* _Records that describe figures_
◇ ◇ ◇ ◇ ◇ ◇ ◇
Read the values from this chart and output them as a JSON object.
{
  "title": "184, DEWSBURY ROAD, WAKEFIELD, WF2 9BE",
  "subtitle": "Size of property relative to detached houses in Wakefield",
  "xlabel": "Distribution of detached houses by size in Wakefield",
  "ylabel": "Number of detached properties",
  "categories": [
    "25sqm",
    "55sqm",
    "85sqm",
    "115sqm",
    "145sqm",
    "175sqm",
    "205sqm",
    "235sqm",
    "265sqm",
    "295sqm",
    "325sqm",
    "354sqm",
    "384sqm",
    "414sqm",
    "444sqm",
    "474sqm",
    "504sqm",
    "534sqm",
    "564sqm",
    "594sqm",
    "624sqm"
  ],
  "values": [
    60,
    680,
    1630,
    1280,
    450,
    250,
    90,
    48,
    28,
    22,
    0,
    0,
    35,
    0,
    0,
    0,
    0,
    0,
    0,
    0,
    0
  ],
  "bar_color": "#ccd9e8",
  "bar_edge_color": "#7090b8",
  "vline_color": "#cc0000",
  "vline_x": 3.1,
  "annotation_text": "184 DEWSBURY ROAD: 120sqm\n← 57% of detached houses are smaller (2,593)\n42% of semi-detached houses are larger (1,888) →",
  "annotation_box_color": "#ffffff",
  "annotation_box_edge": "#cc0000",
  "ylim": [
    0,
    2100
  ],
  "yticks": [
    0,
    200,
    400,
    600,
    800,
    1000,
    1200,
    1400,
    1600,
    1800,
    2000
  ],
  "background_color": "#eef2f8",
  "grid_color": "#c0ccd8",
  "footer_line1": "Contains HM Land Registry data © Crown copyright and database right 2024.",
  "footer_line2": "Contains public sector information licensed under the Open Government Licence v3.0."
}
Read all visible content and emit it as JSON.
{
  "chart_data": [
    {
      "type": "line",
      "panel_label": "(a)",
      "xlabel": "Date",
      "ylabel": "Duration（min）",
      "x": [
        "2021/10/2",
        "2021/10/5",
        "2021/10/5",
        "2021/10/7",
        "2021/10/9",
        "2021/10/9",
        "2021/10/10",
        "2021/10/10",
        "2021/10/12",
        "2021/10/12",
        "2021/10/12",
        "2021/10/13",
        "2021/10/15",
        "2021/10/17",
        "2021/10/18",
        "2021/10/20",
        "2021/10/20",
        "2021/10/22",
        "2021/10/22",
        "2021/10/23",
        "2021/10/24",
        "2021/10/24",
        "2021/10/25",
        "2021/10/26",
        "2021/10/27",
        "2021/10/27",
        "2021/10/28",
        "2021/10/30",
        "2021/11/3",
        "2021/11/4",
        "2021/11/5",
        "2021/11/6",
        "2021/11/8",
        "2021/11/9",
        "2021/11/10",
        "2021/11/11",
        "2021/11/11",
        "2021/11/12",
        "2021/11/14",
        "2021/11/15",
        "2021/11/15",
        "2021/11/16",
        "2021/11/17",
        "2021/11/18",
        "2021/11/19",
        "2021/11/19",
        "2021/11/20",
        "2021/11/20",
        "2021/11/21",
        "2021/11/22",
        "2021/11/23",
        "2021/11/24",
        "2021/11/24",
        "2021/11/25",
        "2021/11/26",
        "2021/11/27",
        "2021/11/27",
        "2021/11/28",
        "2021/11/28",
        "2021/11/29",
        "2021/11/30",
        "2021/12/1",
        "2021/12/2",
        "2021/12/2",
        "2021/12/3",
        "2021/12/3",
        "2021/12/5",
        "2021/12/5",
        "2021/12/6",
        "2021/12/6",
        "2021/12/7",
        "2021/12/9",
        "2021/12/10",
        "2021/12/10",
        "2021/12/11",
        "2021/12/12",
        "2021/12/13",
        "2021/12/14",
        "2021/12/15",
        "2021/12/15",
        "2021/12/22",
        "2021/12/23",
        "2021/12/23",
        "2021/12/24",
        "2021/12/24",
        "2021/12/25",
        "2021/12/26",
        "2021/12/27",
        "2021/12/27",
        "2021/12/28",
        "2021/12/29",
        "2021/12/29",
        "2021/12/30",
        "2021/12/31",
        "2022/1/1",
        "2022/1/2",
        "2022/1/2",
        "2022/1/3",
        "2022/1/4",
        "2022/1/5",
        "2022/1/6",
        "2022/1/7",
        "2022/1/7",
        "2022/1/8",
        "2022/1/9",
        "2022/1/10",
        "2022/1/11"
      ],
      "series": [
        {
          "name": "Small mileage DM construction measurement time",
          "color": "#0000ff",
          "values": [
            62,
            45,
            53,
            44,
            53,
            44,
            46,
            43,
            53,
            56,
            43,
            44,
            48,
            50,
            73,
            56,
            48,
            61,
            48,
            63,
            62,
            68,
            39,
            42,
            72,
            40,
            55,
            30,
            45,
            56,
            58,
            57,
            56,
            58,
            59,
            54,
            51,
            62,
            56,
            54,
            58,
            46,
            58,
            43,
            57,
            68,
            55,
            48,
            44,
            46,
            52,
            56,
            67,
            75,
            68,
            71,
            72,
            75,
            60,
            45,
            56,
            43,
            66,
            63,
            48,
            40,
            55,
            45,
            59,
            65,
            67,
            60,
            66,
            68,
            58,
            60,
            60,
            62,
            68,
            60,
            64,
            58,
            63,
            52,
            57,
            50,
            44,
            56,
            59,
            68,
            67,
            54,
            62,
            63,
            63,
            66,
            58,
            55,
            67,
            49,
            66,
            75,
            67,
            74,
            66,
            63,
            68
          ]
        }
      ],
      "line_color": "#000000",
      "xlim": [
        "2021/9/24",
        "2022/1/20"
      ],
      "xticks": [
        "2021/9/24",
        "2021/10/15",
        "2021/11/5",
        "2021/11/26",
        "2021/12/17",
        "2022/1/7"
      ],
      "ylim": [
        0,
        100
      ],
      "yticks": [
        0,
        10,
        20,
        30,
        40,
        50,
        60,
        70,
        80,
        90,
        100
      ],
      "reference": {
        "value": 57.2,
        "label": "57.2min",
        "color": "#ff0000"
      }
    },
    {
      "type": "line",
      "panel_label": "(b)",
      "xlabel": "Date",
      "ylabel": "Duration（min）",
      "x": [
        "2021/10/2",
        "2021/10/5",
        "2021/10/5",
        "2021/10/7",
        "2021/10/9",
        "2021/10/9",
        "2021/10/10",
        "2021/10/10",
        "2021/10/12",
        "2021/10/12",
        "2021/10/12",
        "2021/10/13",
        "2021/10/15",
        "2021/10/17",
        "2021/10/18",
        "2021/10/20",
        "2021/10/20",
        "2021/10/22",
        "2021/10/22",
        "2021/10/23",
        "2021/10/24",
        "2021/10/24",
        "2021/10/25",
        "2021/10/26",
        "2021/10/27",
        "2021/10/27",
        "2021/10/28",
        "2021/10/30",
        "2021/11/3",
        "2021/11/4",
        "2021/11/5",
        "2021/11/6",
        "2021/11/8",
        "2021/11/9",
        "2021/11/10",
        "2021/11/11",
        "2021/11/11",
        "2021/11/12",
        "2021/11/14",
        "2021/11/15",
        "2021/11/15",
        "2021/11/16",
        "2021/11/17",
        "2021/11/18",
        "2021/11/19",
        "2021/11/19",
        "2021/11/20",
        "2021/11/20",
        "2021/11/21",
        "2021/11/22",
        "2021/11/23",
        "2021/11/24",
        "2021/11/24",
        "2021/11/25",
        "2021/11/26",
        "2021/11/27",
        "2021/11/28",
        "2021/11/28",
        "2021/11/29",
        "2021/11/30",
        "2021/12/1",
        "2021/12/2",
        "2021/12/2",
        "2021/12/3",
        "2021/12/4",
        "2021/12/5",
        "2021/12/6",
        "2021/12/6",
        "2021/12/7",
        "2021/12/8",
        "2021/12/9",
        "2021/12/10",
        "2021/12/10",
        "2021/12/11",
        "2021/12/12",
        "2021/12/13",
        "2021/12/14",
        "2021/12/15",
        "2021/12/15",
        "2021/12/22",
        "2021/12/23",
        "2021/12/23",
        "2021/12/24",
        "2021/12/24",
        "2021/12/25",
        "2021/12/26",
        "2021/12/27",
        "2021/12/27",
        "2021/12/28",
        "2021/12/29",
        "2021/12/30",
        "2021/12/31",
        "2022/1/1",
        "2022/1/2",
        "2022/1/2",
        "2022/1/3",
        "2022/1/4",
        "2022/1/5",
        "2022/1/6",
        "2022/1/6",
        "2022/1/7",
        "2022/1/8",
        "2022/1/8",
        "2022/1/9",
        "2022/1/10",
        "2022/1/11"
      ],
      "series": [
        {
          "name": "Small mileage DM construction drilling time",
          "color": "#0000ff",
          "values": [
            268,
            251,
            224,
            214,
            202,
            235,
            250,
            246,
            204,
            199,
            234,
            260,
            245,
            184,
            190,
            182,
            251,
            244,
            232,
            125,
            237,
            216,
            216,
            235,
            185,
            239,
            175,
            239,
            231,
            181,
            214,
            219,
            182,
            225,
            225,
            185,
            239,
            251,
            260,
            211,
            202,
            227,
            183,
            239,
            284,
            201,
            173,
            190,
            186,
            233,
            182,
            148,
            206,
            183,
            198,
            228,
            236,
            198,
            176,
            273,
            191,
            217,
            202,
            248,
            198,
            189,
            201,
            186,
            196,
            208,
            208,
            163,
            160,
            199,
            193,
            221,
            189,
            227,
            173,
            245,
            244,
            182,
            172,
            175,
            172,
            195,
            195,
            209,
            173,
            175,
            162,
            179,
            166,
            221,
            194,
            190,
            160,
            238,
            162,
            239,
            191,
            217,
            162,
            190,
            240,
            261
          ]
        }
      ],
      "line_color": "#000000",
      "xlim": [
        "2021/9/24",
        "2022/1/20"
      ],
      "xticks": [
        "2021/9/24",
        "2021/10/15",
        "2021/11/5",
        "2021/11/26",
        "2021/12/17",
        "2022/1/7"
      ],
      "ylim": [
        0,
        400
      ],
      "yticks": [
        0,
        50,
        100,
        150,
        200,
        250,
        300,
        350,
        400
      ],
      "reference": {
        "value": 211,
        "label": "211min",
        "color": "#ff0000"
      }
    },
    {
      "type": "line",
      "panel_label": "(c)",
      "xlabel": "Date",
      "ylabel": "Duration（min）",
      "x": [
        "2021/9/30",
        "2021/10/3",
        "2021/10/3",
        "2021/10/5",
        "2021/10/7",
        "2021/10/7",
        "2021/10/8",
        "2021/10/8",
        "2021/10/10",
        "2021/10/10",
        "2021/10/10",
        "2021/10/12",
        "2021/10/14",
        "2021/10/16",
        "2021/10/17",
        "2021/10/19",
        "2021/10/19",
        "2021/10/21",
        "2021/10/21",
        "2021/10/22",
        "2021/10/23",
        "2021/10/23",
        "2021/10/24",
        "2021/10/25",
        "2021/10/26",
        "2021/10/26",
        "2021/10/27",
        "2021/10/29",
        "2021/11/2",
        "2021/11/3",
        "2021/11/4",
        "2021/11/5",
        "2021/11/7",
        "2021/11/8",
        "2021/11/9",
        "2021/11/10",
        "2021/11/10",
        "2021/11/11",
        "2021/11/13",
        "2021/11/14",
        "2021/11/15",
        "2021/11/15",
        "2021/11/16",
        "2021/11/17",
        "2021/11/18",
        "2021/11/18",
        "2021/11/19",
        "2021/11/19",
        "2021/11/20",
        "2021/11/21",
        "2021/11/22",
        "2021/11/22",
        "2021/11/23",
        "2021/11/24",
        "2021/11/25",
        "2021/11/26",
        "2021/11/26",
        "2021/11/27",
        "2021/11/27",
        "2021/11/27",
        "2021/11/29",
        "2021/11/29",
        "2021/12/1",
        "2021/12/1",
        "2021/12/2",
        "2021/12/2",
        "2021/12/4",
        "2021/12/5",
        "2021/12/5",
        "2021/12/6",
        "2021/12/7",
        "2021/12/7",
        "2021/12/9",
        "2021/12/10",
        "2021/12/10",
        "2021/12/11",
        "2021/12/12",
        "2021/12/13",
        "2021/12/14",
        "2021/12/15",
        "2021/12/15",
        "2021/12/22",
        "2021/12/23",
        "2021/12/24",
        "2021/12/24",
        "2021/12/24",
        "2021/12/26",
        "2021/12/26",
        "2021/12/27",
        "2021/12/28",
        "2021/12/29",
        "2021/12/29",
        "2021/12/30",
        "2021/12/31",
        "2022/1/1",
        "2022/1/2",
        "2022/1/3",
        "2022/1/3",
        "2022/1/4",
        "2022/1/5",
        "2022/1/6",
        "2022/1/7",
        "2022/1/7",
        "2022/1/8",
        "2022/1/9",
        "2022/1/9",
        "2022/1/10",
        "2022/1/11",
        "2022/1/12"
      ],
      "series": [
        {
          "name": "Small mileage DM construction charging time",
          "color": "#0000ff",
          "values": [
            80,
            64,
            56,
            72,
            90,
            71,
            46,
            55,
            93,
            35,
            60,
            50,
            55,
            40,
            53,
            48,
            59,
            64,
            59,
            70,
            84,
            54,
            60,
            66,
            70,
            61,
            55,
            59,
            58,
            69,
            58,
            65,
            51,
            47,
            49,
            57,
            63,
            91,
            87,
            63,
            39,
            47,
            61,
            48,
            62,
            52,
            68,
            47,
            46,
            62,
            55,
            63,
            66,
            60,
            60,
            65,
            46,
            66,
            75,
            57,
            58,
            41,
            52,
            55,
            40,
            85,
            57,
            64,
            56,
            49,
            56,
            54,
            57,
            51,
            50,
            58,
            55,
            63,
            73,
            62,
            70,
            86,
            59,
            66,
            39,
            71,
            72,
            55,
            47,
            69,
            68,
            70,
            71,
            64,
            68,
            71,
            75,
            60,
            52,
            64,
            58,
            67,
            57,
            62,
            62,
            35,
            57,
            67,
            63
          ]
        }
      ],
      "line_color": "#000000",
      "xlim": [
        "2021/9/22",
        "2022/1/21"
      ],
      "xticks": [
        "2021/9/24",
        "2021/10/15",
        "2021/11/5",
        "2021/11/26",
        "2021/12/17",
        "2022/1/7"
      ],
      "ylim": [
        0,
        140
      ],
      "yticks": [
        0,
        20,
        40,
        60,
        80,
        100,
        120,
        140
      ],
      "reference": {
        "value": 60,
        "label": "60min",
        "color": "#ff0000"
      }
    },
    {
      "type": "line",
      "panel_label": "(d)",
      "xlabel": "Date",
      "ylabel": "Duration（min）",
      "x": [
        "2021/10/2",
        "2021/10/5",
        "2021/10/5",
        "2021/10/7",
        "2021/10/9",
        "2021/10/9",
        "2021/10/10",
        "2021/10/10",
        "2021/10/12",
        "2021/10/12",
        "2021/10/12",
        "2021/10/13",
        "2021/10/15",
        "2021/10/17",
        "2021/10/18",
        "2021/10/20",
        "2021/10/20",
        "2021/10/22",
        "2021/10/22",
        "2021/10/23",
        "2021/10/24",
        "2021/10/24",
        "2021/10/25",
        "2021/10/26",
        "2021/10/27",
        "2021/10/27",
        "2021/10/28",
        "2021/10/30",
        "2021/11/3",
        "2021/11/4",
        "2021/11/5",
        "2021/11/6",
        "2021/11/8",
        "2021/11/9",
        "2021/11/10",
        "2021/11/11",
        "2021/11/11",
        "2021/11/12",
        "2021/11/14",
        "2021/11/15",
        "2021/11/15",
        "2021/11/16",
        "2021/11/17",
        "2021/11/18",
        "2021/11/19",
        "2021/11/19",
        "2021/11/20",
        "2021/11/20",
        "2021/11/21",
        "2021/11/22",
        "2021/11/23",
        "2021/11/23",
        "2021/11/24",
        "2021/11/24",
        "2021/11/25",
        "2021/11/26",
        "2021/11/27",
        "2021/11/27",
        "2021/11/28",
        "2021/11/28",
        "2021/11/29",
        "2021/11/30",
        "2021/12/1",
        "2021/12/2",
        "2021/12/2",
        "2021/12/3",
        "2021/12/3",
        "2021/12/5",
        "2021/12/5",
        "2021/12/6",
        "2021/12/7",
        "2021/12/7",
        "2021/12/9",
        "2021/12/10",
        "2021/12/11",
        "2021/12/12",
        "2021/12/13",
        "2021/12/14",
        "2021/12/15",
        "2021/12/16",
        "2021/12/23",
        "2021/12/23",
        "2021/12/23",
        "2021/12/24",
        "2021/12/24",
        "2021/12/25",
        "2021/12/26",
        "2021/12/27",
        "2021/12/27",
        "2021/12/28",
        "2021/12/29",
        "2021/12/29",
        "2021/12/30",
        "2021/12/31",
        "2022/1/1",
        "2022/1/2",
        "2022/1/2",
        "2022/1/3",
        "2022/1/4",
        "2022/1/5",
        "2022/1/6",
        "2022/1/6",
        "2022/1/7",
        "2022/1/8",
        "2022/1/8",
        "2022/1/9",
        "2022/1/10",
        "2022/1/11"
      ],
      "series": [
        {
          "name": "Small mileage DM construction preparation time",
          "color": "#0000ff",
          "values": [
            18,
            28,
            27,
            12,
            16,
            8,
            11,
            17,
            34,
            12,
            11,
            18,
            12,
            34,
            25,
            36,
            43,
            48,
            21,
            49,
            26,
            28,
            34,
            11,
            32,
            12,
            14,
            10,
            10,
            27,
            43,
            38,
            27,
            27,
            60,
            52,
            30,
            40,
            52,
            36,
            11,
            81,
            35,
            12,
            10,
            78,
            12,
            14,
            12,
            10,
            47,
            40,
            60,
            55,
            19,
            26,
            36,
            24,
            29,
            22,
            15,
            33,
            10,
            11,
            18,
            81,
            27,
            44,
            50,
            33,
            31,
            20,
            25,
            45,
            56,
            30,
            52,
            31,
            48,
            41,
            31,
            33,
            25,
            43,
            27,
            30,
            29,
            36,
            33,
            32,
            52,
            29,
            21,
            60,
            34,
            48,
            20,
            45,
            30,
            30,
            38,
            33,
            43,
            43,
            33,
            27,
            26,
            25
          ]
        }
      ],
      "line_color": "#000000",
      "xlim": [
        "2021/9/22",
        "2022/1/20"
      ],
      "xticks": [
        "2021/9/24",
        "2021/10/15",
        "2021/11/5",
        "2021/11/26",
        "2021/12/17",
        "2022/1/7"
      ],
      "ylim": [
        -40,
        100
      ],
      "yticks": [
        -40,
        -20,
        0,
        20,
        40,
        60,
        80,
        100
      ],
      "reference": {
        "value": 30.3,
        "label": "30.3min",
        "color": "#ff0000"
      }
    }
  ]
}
◇ ◇ ◇ ◇ ◇ ◇ ◇
* _Your goal_
Go through the listing above line by line and say how many lines hold the word "ROAD". Reply with that number only.

* _Solution below_
2